Extracto de la página ::
+---+
Se inaugura en el año 1957 en Paraná, Argentina, una nueva sede. San Pablo inaugura su filial en 1959 con la visita de González Pecotche, quien, acompañado por una nutrida delegación de uruguayos y argentinos, visita las tres filiales brindando numerosas conferencias. En el mismo año se edita y publica la novela El Señor de Sándara. 

Poco después lanza una nueva obra. En 1962 edita el libro Deficiencias y propensiones del ser humano, que se convertiría en best seller en Buenos Aires. 

En el mes de enero de 1963 publica Curso de Iniciación Logosófica. Dos meses después, en el mes de marzo, inaugura la primera escuela primaria en la ciudad de Belo Horizonte, dependiente de la Fundación Logosófica en Brasil. En el mismo mes, asiste al inicio del año lectivo en la escuela primaria del Uruguay.
+---+
Datos disponibles ::

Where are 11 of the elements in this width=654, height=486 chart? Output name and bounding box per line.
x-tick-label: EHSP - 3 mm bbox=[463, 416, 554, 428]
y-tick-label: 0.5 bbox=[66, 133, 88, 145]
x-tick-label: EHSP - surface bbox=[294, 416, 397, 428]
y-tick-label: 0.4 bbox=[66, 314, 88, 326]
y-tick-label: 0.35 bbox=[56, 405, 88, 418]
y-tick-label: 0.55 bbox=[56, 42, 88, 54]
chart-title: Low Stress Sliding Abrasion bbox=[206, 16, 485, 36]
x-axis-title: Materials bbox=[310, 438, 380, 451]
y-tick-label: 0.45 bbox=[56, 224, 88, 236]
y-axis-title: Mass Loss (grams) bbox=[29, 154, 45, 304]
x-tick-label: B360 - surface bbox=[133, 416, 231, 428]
+---+
Tareas requeridas ::
1. Devuelva sin cambios el tramo del fragmento sobre González Pecotche que va desde "Se inaugura en" hasta "en Buenos Aires.".
2. Traduzca al inglés esta oración del fragmento sobre González Pecotche: "En 1962 edita el libro Deficiencias y propensiones del ser humano, que se convertiría en best seller en Buenos Aires."
3. Continúe el fragmento sobre González Pecotche a partir de su última oración.
Los registros no intervienen en nada de lo que aquí se pide.

Lista de respuestas ::
1.
Se inaugura en el año 1957 en Paraná, Argentina, una nueva sede. San Pablo inaugura su filial en 1959 con la visita de González Pecotche, quien, acompañado por una nutrida delegación de uruguayos y argentinos, visita las tres filiales brindando numerosas conferencias. En el mismo año se edita y publica la novela El Señor de Sándara. 

Poco después lanza una nueva obra. En 1962 edita el libro Deficiencias y propensiones del ser humano, que se convertiría en best seller en Buenos Aires.

2. In 1962 he publishes the book Deficiencias y propensiones del ser humano, which would become a best seller in Buenos Aires.

3.
El 4 de abril del mismo año, a la edad de 61 años, fallece Carlos Bernardo González Pecotche en su domicilio de Buenos Aires, dejando el gran legado de su obra humanitaria, así como un profundo anhelo de construir un mundo mejor. 

González Pecotche, consciente del esfuerzo que demandaría plasmar la imagen de su Obra en la realidad, emprendió diferentes actividades económicas orientadas a constituirla y a resguardarla en su desarrollo a futuro. Sin descuidar un instante la consagración a su familia, dedicó su vida a la realización de la obra de superación humana que es hoy el objetivo principal de la Fundación Logosófica.

Pedagogía y didáctica

 

Frente al habitual estudio memórico y a las generalizadas teorías pedagógicas que a duras penas vinculan los conocimientos a la vida interna de la persona, González Pecotche buscó nuevos caminos que permitan enseñar el desarrollo de aptitudes esenciales al ser humano. Para ello creo una nueva pedagogía: la Pedagogía Logosófica, basada en la concepción del hombre como ser biopsicoespiritual, capaz de realizar un mejoramiento interior permanente, con el objetivo de generar aportes constructivos a la sociedad.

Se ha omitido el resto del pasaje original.